Entries taken from a collection -

* * * *

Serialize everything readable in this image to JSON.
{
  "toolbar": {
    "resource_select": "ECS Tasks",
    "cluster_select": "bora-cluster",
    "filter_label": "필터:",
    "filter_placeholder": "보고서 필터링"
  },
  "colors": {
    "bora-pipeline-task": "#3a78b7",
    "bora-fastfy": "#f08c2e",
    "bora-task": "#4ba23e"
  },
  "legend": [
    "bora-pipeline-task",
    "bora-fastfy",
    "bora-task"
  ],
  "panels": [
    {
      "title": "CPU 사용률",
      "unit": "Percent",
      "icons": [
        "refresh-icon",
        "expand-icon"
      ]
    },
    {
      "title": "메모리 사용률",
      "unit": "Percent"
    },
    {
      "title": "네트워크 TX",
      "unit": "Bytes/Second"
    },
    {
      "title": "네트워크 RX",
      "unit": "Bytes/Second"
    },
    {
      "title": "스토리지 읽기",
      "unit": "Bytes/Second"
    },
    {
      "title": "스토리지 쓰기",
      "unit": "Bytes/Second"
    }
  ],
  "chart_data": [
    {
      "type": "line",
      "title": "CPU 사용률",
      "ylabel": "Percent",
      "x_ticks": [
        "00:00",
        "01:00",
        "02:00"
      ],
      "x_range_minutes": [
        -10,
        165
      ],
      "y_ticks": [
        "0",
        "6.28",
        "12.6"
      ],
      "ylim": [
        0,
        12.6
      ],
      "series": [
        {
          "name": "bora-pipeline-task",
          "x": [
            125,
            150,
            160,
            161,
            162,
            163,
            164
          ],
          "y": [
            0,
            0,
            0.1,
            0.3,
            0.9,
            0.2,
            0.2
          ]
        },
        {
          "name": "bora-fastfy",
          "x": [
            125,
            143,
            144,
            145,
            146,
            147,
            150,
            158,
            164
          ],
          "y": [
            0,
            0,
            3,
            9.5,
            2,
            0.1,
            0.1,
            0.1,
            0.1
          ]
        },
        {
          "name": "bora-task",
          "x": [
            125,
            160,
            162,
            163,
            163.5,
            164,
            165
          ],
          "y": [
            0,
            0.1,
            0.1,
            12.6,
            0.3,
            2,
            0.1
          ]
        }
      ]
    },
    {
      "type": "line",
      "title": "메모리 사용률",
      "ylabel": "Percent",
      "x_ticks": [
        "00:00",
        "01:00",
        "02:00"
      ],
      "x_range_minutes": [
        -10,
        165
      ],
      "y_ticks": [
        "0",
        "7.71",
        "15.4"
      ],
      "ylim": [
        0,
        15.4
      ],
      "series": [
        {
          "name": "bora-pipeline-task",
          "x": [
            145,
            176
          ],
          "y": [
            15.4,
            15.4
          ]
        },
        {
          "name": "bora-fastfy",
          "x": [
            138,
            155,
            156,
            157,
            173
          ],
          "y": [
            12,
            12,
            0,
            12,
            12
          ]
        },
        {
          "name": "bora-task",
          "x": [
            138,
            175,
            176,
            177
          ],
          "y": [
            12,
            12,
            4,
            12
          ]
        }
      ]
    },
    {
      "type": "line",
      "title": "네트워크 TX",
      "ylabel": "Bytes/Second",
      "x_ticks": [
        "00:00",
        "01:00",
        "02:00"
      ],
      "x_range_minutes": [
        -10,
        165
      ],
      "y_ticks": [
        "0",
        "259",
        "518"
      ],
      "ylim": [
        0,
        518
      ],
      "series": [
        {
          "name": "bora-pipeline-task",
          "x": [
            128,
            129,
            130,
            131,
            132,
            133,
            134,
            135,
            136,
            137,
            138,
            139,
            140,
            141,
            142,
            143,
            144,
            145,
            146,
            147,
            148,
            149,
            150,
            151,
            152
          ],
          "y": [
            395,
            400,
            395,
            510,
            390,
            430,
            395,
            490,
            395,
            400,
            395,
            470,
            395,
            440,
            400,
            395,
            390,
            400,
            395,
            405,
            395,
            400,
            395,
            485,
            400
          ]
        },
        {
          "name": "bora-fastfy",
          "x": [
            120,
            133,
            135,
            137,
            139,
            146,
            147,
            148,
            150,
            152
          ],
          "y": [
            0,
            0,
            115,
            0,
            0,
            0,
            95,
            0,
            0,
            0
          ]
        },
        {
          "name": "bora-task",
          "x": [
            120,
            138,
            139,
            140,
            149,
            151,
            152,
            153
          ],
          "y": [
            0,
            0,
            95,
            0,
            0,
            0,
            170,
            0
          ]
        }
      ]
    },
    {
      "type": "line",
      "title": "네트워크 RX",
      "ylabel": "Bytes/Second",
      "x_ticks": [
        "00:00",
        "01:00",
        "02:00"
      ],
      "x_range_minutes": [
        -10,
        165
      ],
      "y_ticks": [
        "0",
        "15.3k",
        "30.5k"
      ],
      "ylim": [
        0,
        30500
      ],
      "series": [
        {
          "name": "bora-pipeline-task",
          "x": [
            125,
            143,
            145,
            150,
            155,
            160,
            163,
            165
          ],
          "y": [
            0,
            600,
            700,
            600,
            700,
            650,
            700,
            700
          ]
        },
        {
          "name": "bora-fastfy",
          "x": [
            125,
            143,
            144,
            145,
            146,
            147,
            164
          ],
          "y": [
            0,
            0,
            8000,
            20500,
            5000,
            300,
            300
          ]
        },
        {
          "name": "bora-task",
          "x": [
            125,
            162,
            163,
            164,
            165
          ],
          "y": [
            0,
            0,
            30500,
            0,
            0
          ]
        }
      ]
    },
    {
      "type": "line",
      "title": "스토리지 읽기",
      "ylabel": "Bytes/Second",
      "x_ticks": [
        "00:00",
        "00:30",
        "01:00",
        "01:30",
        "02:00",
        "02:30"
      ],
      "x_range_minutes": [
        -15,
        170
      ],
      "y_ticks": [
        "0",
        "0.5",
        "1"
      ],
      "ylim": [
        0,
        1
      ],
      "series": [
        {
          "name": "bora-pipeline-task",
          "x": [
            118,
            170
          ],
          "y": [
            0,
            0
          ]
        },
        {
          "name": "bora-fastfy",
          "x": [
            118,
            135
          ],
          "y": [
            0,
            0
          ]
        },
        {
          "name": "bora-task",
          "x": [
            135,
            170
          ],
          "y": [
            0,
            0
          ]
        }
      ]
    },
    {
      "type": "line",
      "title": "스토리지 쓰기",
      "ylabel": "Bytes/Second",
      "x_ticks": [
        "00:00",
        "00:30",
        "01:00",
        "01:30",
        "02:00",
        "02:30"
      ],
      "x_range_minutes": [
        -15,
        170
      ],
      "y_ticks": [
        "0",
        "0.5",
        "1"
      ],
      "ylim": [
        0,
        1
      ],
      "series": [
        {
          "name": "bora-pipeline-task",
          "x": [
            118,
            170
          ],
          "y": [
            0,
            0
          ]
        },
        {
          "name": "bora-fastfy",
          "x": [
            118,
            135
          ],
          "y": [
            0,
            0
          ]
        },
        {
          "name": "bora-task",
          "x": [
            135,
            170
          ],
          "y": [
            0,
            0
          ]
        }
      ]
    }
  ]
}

* * * *

CHALLENGE - Recite the full listing above exactly.

SOLUTION FOR THIS EXERCISE -
Serialize everything readable in this image to JSON.
{
  "toolbar": {
    "resource_select": "ECS Tasks",
    "cluster_select": "bora-cluster",
    "filter_label": "필터:",
    "filter_placeholder": "보고서 필터링"
  },
  "colors": {
    "bora-pipeline-task": "#3a78b7",
    "bora-fastfy": "#f08c2e",
    "bora-task": "#4ba23e"
  },
  "legend": [
    "bora-pipeline-task",
    "bora-fastfy",
    "bora-task"
  ],
  "panels": [
    {
      "title": "CPU 사용률",
      "unit": "Percent",
      "icons": [
        "refresh-icon",
        "expand-icon"
      ]
    },
    {
      "title": "메모리 사용률",
      "unit": "Percent"
    },
    {
      "title": "네트워크 TX",
      "unit": "Bytes/Second"
    },
    {
      "title": "네트워크 RX",
      "unit": "Bytes/Second"
    },
    {
      "title": "스토리지 읽기",
      "unit": "Bytes/Second"
    },
    {
      "title": "스토리지 쓰기",
      "unit": "Bytes/Second"
    }
  ],
  "chart_data": [
    {
      "type": "line",
      "title": "CPU 사용률",
      "ylabel": "Percent",
      "x_ticks": [
        "00:00",
        "01:00",
        "02:00"
      ],
      "x_range_minutes": [
        -10,
        165
      ],
      "y_ticks": [
        "0",
        "6.28",
        "12.6"
      ],
      "ylim": [
        0,
        12.6
      ],
      "series": [
        {
          "name": "bora-pipeline-task",
          "x": [
            125,
            150,
            160,
            161,
            162,
            163,
            164
          ],
          "y": [
            0,
            0,
            0.1,
            0.3,
            0.9,
            0.2,
            0.2
          ]
        },
        {
          "name": "bora-fastfy",
          "x": [
            125,
            143,
            144,
            145,
            146,
            147,
            150,
            158,
            164
          ],
          "y": [
            0,
            0,
            3,
            9.5,
            2,
            0.1,
            0.1,
            0.1,
            0.1
          ]
        },
        {
          "name": "bora-task",
          "x": [
            125,
            160,
            162,
            163,
            163.5,
            164,
            165
          ],
          "y": [
            0,
            0.1,
            0.1,
            12.6,
            0.3,
            2,
            0.1
          ]
        }
      ]
    },
    {
      "type": "line",
      "title": "메모리 사용률",
      "ylabel": "Percent",
      "x_ticks": [
        "00:00",
        "01:00",
        "02:00"
      ],
      "x_range_minutes": [
        -10,
        165
      ],
      "y_ticks": [
        "0",
        "7.71",
        "15.4"
      ],
      "ylim": [
        0,
        15.4
      ],
      "series": [
        {
          "name": "bora-pipeline-task",
          "x": [
            145,
            176
          ],
          "y": [
            15.4,
            15.4
          ]
        },
        {
          "name": "bora-fastfy",
          "x": [
            138,
            155,
            156,
            157,
            173
          ],
          "y": [
            12,
            12,
            0,
            12,
            12
          ]
        },
        {
          "name": "bora-task",
          "x": [
            138,
            175,
            176,
            177
          ],
          "y": [
            12,
            12,
            4,
            12
          ]
        }
      ]
    },
    {
      "type": "line",
      "title": "네트워크 TX",
      "ylabel": "Bytes/Second",
      "x_ticks": [
        "00:00",
        "01:00",
        "02:00"
      ],
      "x_range_minutes": [
        -10,
        165
      ],
      "y_ticks": [
        "0",
        "259",
        "518"
      ],
      "ylim": [
        0,
        518
      ],
      "series": [
        {
          "name": "bora-pipeline-task",
          "x": [
            128,
            129,
            130,
            131,
            132,
            133,
            134,
            135,
            136,
            137,
            138,
            139,
            140,
            141,
            142,
            143,
            144,
            145,
            146,
            147,
            148,
            149,
            150,
            151,
            152
          ],
          "y": [
            395,
            400,
            395,
            510,
            390,
            430,
            395,
            490,
            395,
            400,
            395,
            470,
            395,
            440,
            400,
            395,
            390,
            400,
            395,
            405,
            395,
            400,
            395,
            485,
            400
          ]
        },
        {
          "name": "bora-fastfy",
          "x": [
            120,
            133,
            135,
            137,
            139,
            146,
            147,
            148,
            150,
            152
          ],
          "y": [
            0,
            0,
            115,
            0,
            0,
            0,
            95,
            0,
            0,
            0
          ]
        },
        {
          "name": "bora-task",
          "x": [
            120,
            138,
            139,
            140,
            149,
            151,
            152,
            153
          ],
          "y": [
            0,
            0,
            95,
            0,
            0,
            0,
            170,
            0
          ]
        }
      ]
    },
    {
      "type": "line",
      "title": "네트워크 RX",
      "ylabel": "Bytes/Second",
      "x_ticks": [
        "00:00",
        "01:00",
        "02:00"
      ],
      "x_range_minutes": [
        -10,
        165
      ],
      "y_ticks": [
        "0",
        "15.3k",
        "30.5k"
      ],
      "ylim": [
        0,
        30500
      ],
      "series": [
        {
          "name": "bora-pipeline-task",
          "x": [
            125,
            143,
            145,
            150,
            155,
            160,
            163,
            165
          ],
          "y": [
            0,
            600,
            700,
            600,
            700,
            650,
            700,
            700
          ]
        },
        {
          "name": "bora-fastfy",
          "x": [
            125,
            143,
            144,
            145,
            146,
            147,
            164
          ],
          "y": [
            0,
            0,
            8000,
            20500,
            5000,
            300,
            300
          ]
        },
        {
          "name": "bora-task",
          "x": [
            125,
            162,
            163,
            164,
            165
          ],
          "y": [
            0,
            0,
            30500,
            0,
            0
          ]
        }
      ]
    },
    {
      "type": "line",
      "title": "스토리지 읽기",
      "ylabel": "Bytes/Second",
      "x_ticks": [
        "00:00",
        "00:30",
        "01:00",
        "01:30",
        "02:00",
        "02:30"
      ],
      "x_range_minutes": [
        -15,
        170
      ],
      "y_ticks": [
        "0",
        "0.5",
        "1"
      ],
      "ylim": [
        0,
        1
      ],
      "series": [
        {
          "name": "bora-pipeline-task",
          "x": [
            118,
            170
          ],
          "y": [
            0,
            0
          ]
        },
        {
          "name": "bora-fastfy",
          "x": [
            118,
            135
          ],
          "y": [
            0,
            0
          ]
        },
        {
          "name": "bora-task",
          "x": [
            135,
            170
          ],
          "y": [
            0,
            0
          ]
        }
      ]
    },
    {
      "type": "line",
      "title": "스토리지 쓰기",
      "ylabel": "Bytes/Second",
      "x_ticks": [
        "00:00",
        "00:30",
        "01:00",
        "01:30",
        "02:00",
        "02:30"
      ],
      "x_range_minutes": [
        -15,
        170
      ],
      "y_ticks": [
        "0",
        "0.5",
        "1"
      ],
      "ylim": [
        0,
        1
      ],
      "series": [
        {
          "name": "bora-pipeline-task",
          "x": [
            118,
            170
          ],
          "y": [
            0,
            0
          ]
        },
        {
          "name": "bora-fastfy",
          "x": [
            118,
            135
          ],
          "y": [
            0,
            0
          ]
        },
        {
          "name": "bora-task",
          "x": [
            135,
            170
          ],
          "y": [
            0,
            0
          ]
        }
      ]
    }
  ]
}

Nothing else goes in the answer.